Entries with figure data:
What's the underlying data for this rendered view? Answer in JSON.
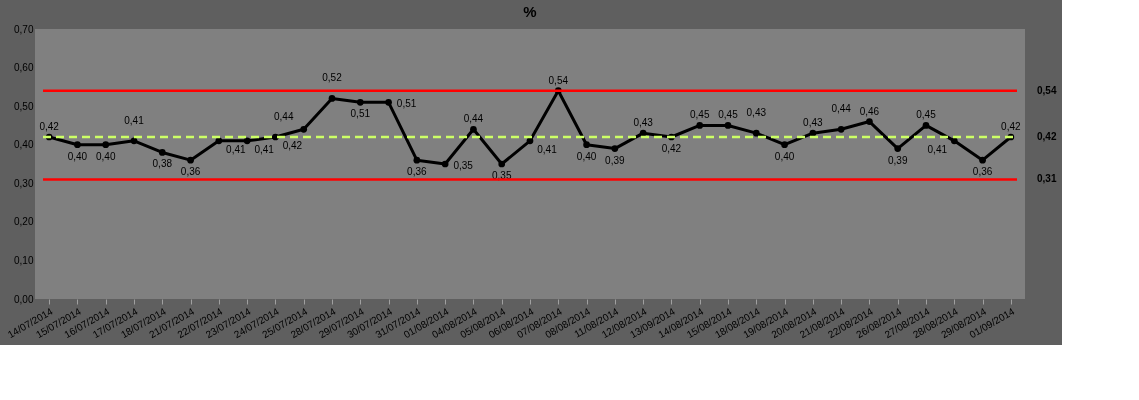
{
  "chart_data": {
    "type": "line",
    "title": "%",
    "categories": [
      "14/07/2014",
      "15/07/2014",
      "16/07/2014",
      "17/07/2014",
      "18/07/2014",
      "21/07/2014",
      "22/07/2014",
      "23/07/2014",
      "24/07/2014",
      "25/07/2014",
      "28/07/2014",
      "29/07/2014",
      "30/07/2014",
      "31/07/2014",
      "01/08/2014",
      "04/08/2014",
      "05/08/2014",
      "06/08/2014",
      "07/08/2014",
      "08/08/2014",
      "11/08/2014",
      "12/08/2014",
      "13/09/2014",
      "14/08/2014",
      "15/08/2014",
      "18/08/2014",
      "19/08/2014",
      "20/08/2014",
      "21/08/2014",
      "22/08/2014",
      "26/08/2014",
      "27/08/2014",
      "28/08/2014",
      "29/08/2014",
      "01/09/2014"
    ],
    "series": [
      {
        "color": "#000000",
        "values": [
          0.42,
          0.4,
          0.4,
          0.41,
          0.38,
          0.36,
          0.41,
          0.41,
          0.42,
          0.44,
          0.52,
          0.51,
          0.51,
          0.36,
          0.35,
          0.44,
          0.35,
          0.41,
          0.54,
          0.4,
          0.39,
          0.43,
          0.42,
          0.45,
          0.45,
          0.43,
          0.4,
          0.43,
          0.44,
          0.46,
          0.39,
          0.45,
          0.41,
          0.36,
          0.42
        ],
        "value_labels": [
          "0,42",
          "0,40",
          "0,40",
          "0,41",
          "0,38",
          "0,36",
          "0,41",
          "0,41",
          "0,42",
          "0,44",
          "0,52",
          "0,51",
          "0,51",
          "0,36",
          "0,35",
          "0,44",
          "0,35",
          "0,41",
          "0,54",
          "0,40",
          "0,39",
          "0,43",
          "0,42",
          "0,45",
          "0,45",
          "0,43",
          "0,40",
          "0,43",
          "0,44",
          "0,46",
          "0,39",
          "0,45",
          "0,41",
          "0,36",
          "0,42"
        ]
      }
    ],
    "ylim": [
      0,
      0.7
    ],
    "yticks": [
      {
        "value": 0,
        "label": "0,00"
      },
      {
        "value": 0.1,
        "label": "0,10"
      },
      {
        "value": 0.2,
        "label": "0,20"
      },
      {
        "value": 0.3,
        "label": "0,30"
      },
      {
        "value": 0.4,
        "label": "0,40"
      },
      {
        "value": 0.5,
        "label": "0,50"
      },
      {
        "value": 0.6,
        "label": "0,60"
      },
      {
        "value": 0.7,
        "label": "0,70"
      }
    ],
    "ref_lines": [
      {
        "axis": "y",
        "value": 0.54,
        "label": "0,54",
        "color": "#ff0000",
        "line_style": "solid"
      },
      {
        "axis": "y",
        "value": 0.42,
        "label": "0,42",
        "color": "#ccff66",
        "line_style": "dashed"
      },
      {
        "axis": "y",
        "value": 0.31,
        "label": "0,31",
        "color": "#ff0000",
        "line_style": "solid"
      }
    ],
    "marker": "circle",
    "line_style": "solid",
    "grid": false
  }
}
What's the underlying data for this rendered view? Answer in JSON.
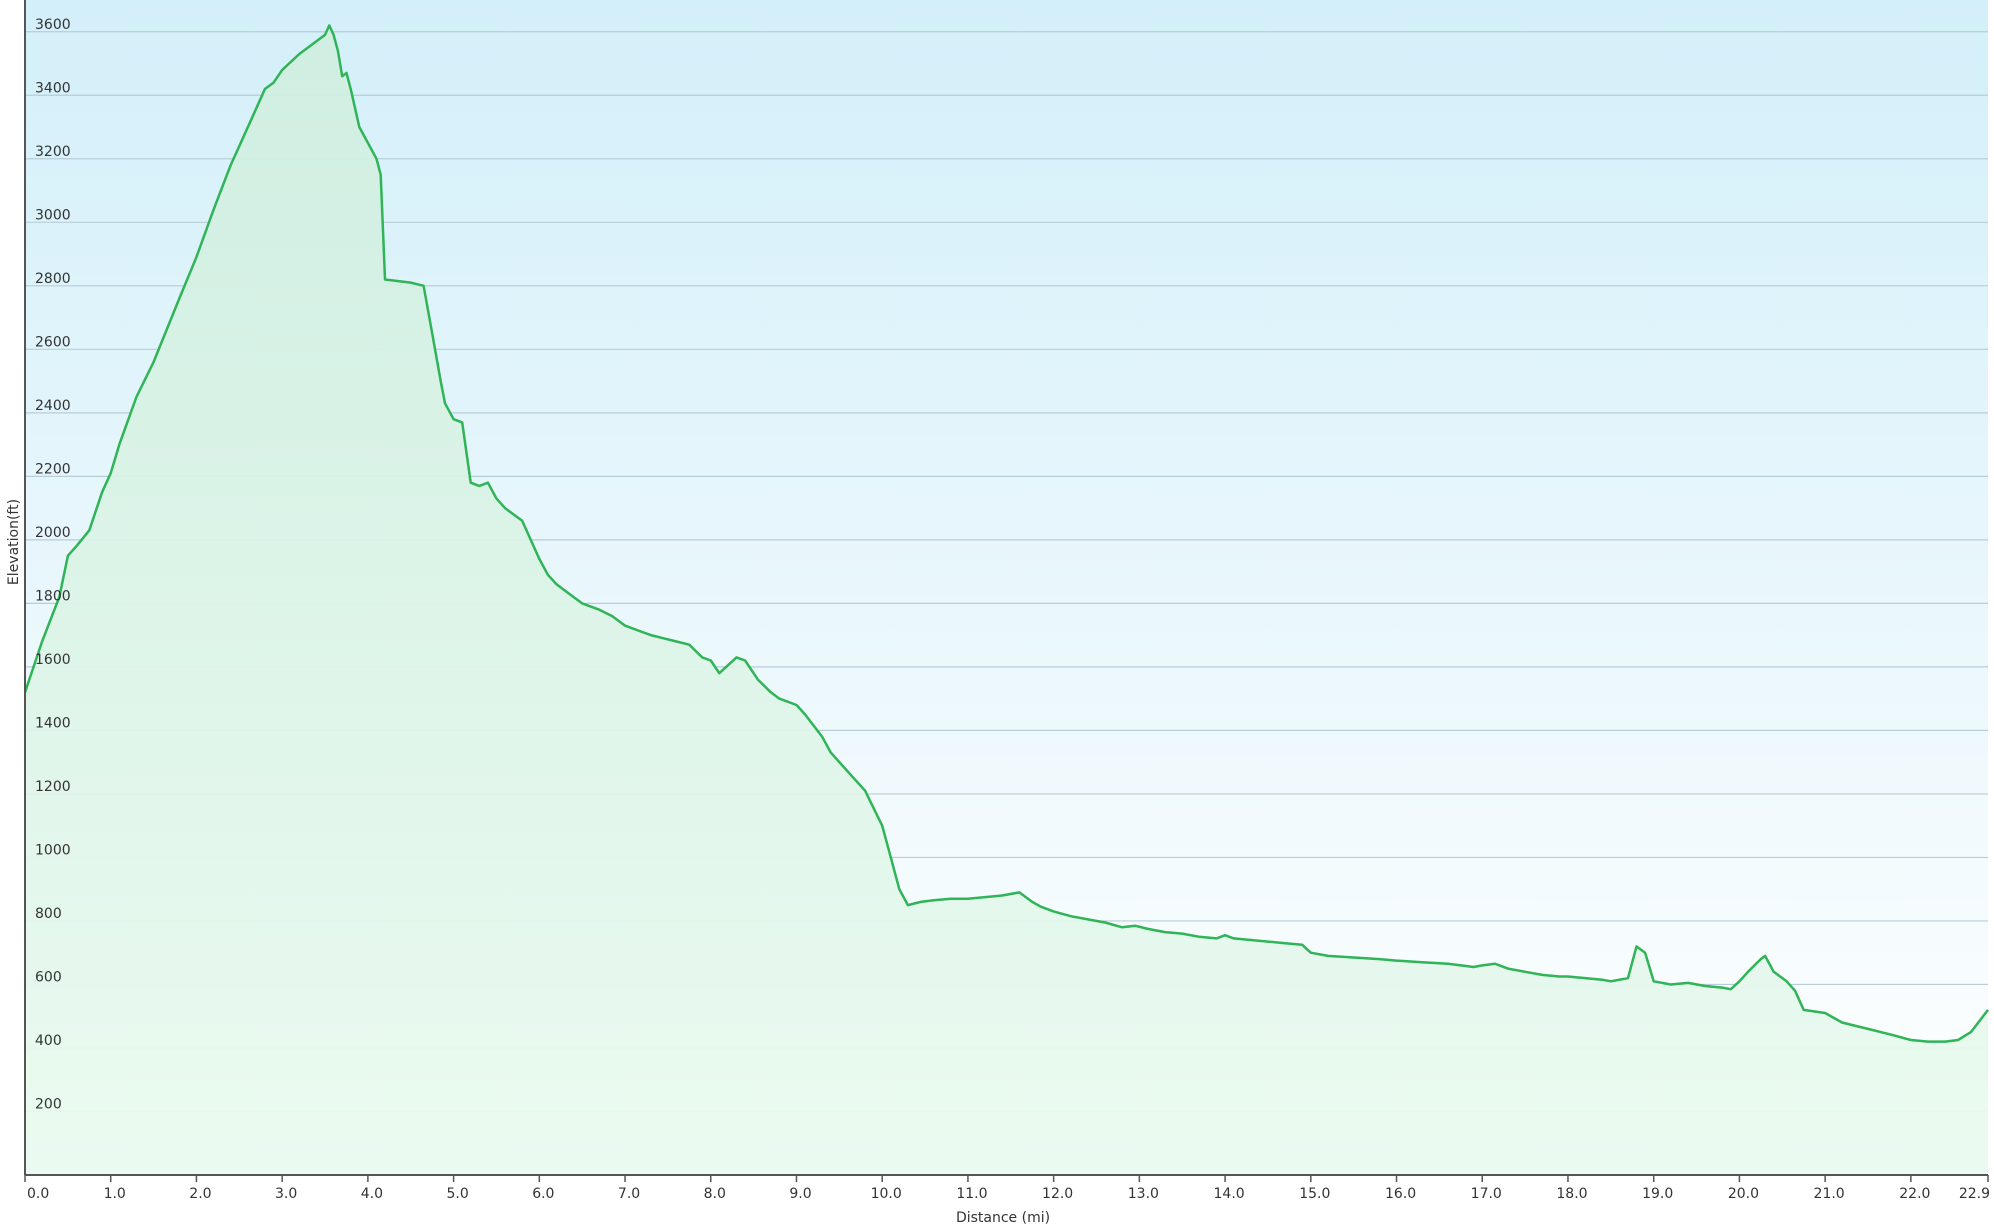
{
  "chart_data": {
    "type": "area",
    "title": "",
    "xlabel": "Distance  (mi)",
    "ylabel": "Elevation(ft)",
    "xlim": [
      0,
      22.9
    ],
    "ylim": [
      0,
      3700
    ],
    "grid": true,
    "x_ticks": [
      0.0,
      1.0,
      2.0,
      3.0,
      4.0,
      5.0,
      6.0,
      7.0,
      8.0,
      9.0,
      10.0,
      11.0,
      12.0,
      13.0,
      14.0,
      15.0,
      16.0,
      17.0,
      18.0,
      19.0,
      20.0,
      21.0,
      22.0,
      22.9
    ],
    "x_tick_labels": [
      "0.0",
      "1.0",
      "2.0",
      "3.0",
      "4.0",
      "5.0",
      "6.0",
      "7.0",
      "8.0",
      "9.0",
      "10.0",
      "11.0",
      "12.0",
      "13.0",
      "14.0",
      "15.0",
      "16.0",
      "17.0",
      "18.0",
      "19.0",
      "20.0",
      "21.0",
      "22.0",
      "22.9"
    ],
    "y_ticks": [
      200,
      400,
      600,
      800,
      1000,
      1200,
      1400,
      1600,
      1800,
      2000,
      2200,
      2400,
      2600,
      2800,
      3000,
      3200,
      3400,
      3600
    ],
    "y_tick_labels": [
      "200",
      "400",
      "600",
      "800",
      "1000",
      "1200",
      "1400",
      "1600",
      "1800",
      "2000",
      "2200",
      "2400",
      "2600",
      "2800",
      "3000",
      "3200",
      "3400",
      "3600"
    ],
    "series": [
      {
        "color": "#2fb457",
        "x": [
          0.0,
          0.2,
          0.4,
          0.5,
          0.6,
          0.75,
          0.9,
          1.0,
          1.1,
          1.3,
          1.5,
          1.8,
          2.0,
          2.2,
          2.4,
          2.6,
          2.8,
          2.9,
          3.0,
          3.2,
          3.3,
          3.4,
          3.5,
          3.55,
          3.6,
          3.65,
          3.7,
          3.75,
          3.8,
          3.9,
          4.0,
          4.1,
          4.15,
          4.2,
          4.2,
          4.5,
          4.65,
          4.75,
          4.85,
          4.9,
          5.0,
          5.1,
          5.2,
          5.3,
          5.4,
          5.5,
          5.6,
          5.8,
          6.0,
          6.1,
          6.2,
          6.35,
          6.5,
          6.6,
          6.7,
          6.85,
          7.0,
          7.1,
          7.2,
          7.3,
          7.45,
          7.6,
          7.75,
          7.9,
          8.0,
          8.1,
          8.3,
          8.4,
          8.55,
          8.7,
          8.8,
          9.0,
          9.1,
          9.3,
          9.4,
          9.6,
          9.8,
          10.0,
          10.1,
          10.2,
          10.3,
          10.45,
          10.6,
          10.8,
          11.0,
          11.2,
          11.4,
          11.6,
          11.75,
          11.85,
          12.0,
          12.2,
          12.4,
          12.6,
          12.8,
          12.95,
          13.1,
          13.3,
          13.5,
          13.7,
          13.9,
          14.0,
          14.1,
          14.3,
          14.5,
          14.7,
          14.9,
          15.0,
          15.2,
          15.5,
          15.8,
          16.0,
          16.3,
          16.6,
          16.9,
          17.0,
          17.15,
          17.3,
          17.5,
          17.7,
          17.9,
          18.0,
          18.2,
          18.4,
          18.5,
          18.7,
          18.8,
          18.9,
          19.0,
          19.2,
          19.4,
          19.6,
          19.8,
          19.9,
          20.0,
          20.1,
          20.25,
          20.3,
          20.4,
          20.55,
          20.65,
          20.75,
          21.0,
          21.2,
          21.5,
          21.8,
          22.0,
          22.2,
          22.4,
          22.55,
          22.7,
          22.9
        ],
        "y": [
          1520,
          1680,
          1820,
          1950,
          1980,
          2030,
          2150,
          2210,
          2300,
          2450,
          2560,
          2760,
          2890,
          3040,
          3180,
          3300,
          3420,
          3440,
          3480,
          3530,
          3550,
          3570,
          3590,
          3620,
          3590,
          3540,
          3460,
          3470,
          3420,
          3300,
          3250,
          3200,
          3150,
          2820,
          2820,
          2810,
          2800,
          2650,
          2500,
          2430,
          2380,
          2370,
          2180,
          2170,
          2180,
          2130,
          2100,
          2060,
          1940,
          1890,
          1860,
          1830,
          1800,
          1790,
          1780,
          1760,
          1730,
          1720,
          1710,
          1700,
          1690,
          1680,
          1670,
          1630,
          1620,
          1580,
          1630,
          1620,
          1560,
          1520,
          1500,
          1480,
          1450,
          1380,
          1330,
          1270,
          1210,
          1100,
          1000,
          900,
          850,
          860,
          865,
          870,
          870,
          875,
          880,
          890,
          860,
          845,
          830,
          815,
          805,
          795,
          780,
          785,
          775,
          765,
          760,
          750,
          745,
          755,
          745,
          740,
          735,
          730,
          725,
          700,
          690,
          685,
          680,
          675,
          670,
          665,
          655,
          660,
          665,
          650,
          640,
          630,
          625,
          625,
          620,
          615,
          610,
          620,
          720,
          700,
          610,
          600,
          605,
          595,
          590,
          585,
          610,
          640,
          680,
          690,
          640,
          610,
          580,
          520,
          510,
          480,
          460,
          440,
          425,
          420,
          420,
          425,
          450,
          520
        ]
      }
    ]
  }
}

■ Task instructions
Filter the listing above by the word "color"; copy each line that passes.

■ Answer to this task
        "color": "#000000",
        "color": "#ff0000",
        "color": "#ccff66",
        "color": "#ff0000",
        "color": "#2fb457",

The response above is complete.